▶ [WHAT TO PRODUCE] Restate every entry word for word.

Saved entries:

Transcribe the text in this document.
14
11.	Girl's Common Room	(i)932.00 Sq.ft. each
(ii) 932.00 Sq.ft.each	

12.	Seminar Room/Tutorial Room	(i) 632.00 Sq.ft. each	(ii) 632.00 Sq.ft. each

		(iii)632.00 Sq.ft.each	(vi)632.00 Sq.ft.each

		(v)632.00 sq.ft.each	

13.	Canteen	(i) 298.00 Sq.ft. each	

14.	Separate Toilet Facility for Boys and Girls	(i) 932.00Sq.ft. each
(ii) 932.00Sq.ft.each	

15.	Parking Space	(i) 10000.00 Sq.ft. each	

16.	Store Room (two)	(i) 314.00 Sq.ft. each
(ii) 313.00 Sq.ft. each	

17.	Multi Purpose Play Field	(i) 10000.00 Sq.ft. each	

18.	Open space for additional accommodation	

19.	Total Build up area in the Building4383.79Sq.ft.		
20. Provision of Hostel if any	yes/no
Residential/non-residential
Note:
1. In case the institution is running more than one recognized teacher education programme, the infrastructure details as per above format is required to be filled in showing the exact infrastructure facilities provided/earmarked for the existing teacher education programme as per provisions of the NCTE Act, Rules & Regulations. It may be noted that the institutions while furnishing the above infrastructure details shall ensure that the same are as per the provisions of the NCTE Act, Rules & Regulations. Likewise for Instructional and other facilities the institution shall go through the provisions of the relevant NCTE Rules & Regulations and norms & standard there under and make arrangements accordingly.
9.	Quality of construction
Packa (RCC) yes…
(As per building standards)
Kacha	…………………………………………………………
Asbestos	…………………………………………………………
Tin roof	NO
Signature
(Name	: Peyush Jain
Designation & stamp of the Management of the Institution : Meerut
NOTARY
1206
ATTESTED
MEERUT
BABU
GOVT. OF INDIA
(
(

▶ [SOLUTION]
Transcribe the text in this document.
14
11.	Girl's Common Room	(i)932.00 Sq.ft. each
(ii) 932.00 Sq.ft.each	

12.	Seminar Room/Tutorial Room	(i) 632.00 Sq.ft. each	(ii) 632.00 Sq.ft. each

		(iii)632.00 Sq.ft.each	(vi)632.00 Sq.ft.each

		(v)632.00 sq.ft.each	

13.	Canteen	(i) 298.00 Sq.ft. each	

14.	Separate Toilet Facility for Boys and Girls	(i) 932.00Sq.ft. each
(ii) 932.00Sq.ft.each	

15.	Parking Space	(i) 10000.00 Sq.ft. each	

16.	Store Room (two)	(i) 314.00 Sq.ft. each
(ii) 313.00 Sq.ft. each	

17.	Multi Purpose Play Field	(i) 10000.00 Sq.ft. each	

18.	Open space for additional accommodation	

19.	Total Build up area in the Building4383.79Sq.ft.		
20. Provision of Hostel if any	yes/no
Residential/non-residential
Note:
1. In case the institution is running more than one recognized teacher education programme, the infrastructure details as per above format is required to be filled in showing the exact infrastructure facilities provided/earmarked for the existing teacher education programme as per provisions of the NCTE Act, Rules & Regulations. It may be noted that the institutions while furnishing the above infrastructure details shall ensure that the same are as per the provisions of the NCTE Act, Rules & Regulations. Likewise for Instructional and other facilities the institution shall go through the provisions of the relevant NCTE Rules & Regulations and norms & standard there under and make arrangements accordingly.
9.	Quality of construction
Packa (RCC) yes…
(As per building standards)
Kacha	…………………………………………………………
Asbestos	…………………………………………………………
Tin roof	NO
Signature
(Name	: Peyush Jain
Designation & stamp of the Management of the Institution : Meerut
NOTARY
1206
ATTESTED
MEERUT
BABU
GOVT. OF INDIA
(
(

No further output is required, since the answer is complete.